**WRITTEN TASK**
Return all lines that include the string "произв".

**RECORDS FOR THIS TASK**
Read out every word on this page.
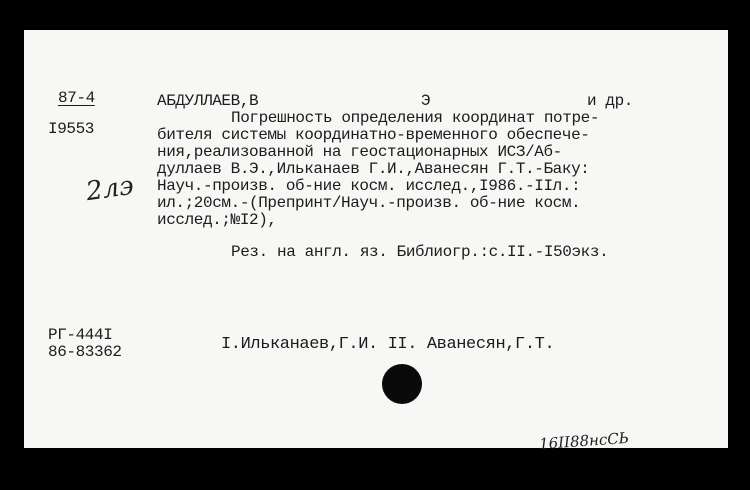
87-4
I9553
АБДУЛЛАЕВ,В	Э	и др.
Погрешность определения координат потре-
бителя системы координатно-временного обеспече-
ния,реализованной на геостационарных ИСЗ/Аб-
дуллаев В.Э.,Ильканаев Г.И.,Аванесян Г.Т.-Баку:
Науч.-произв. об-ние косм. исслед.,I986.-IIл.:
ил.;20см.-(Препринт/Науч.-произв. об-ние косм.
исслед.;№I2),
Рез. на англ. яз. Библиогр.:с.II.-I50экз.
2лэ
РГ-444I
86-83362	I.Ильканаев,Г.И. II. Аванесян,Г.Т.
16II88нсСЬ
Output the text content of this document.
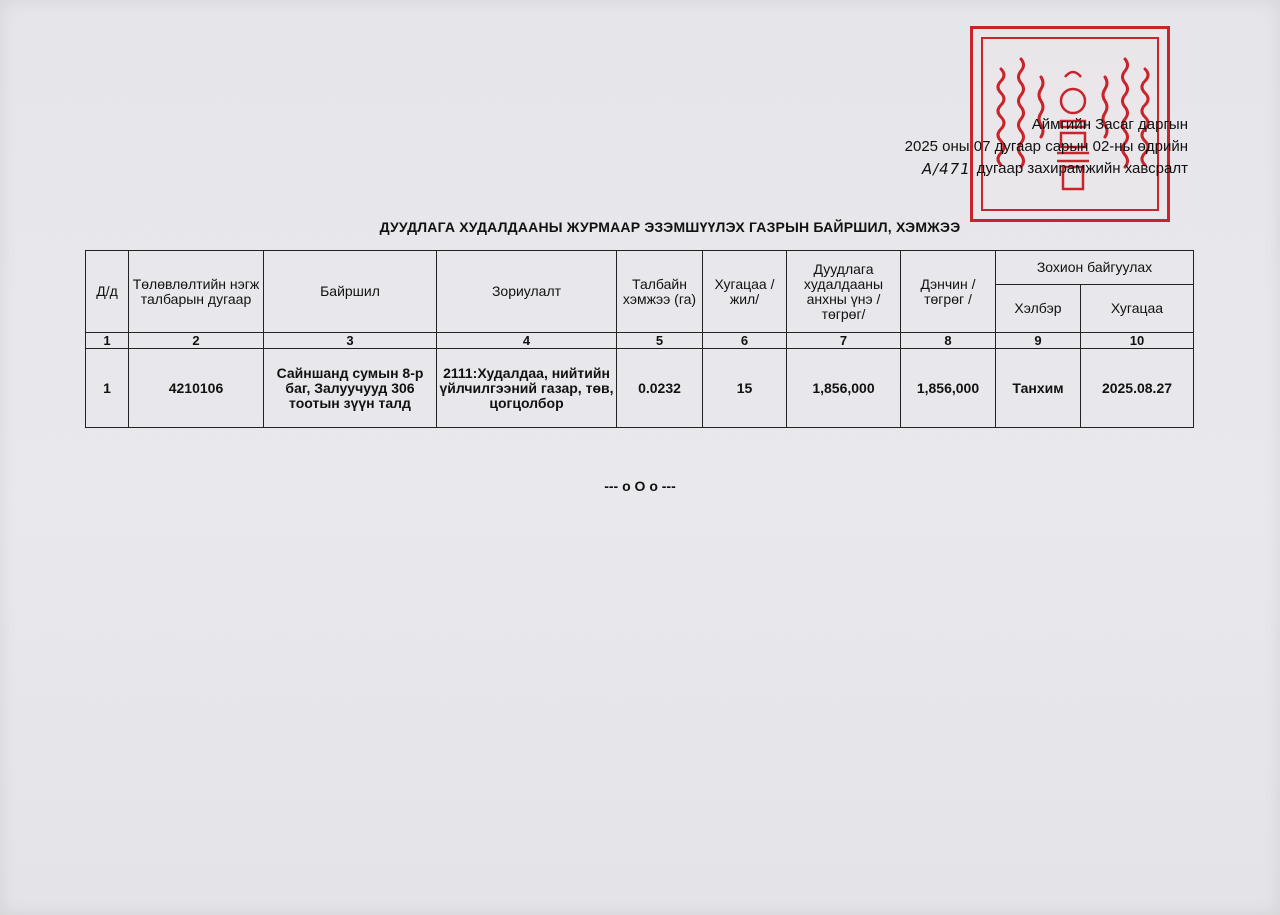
Аймгийн Засаг даргын
2025 оны 07 дугаар сарын 02-ны өдрийн
А/471 дугаар захирамжийн хавсралт
ДУУДЛАГА ХУДАЛДААНЫ ЖУРМААР ЭЗЭМШҮҮЛЭХ ГАЗРЫН БАЙРШИЛ, ХЭМЖЭЭ
Д/д	Төлөвлөлтийн нэгж талбарын дугаар	Байршил	Зориулалт	Талбайн хэмжээ (га)	Хугацаа /жил/	Дуудлага худалдааны анхны үнэ /төгрөг/	Дэнчин /төгрөг /	Зохион байгуулах	
								Хэлбэр	Хугацаа
1	2	3	4	5	6	7	8	9	10
1	4210106	Сайншанд сумын 8-р баг, Залуучууд 306 тоотын зүүн талд	2111:Худалдаа, нийтийн үйлчилгээний газар, төв, цогцолбор	0.0232	15	1,856,000	1,856,000	Танхим	2025.08.27
--- o O o ---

**COMPLETE RESPONSE**
Науч.-произв. об-ние косм. исслед.,I986.-IIл.:
ил.;20см.-(Препринт/Науч.-произв. об-ние косм.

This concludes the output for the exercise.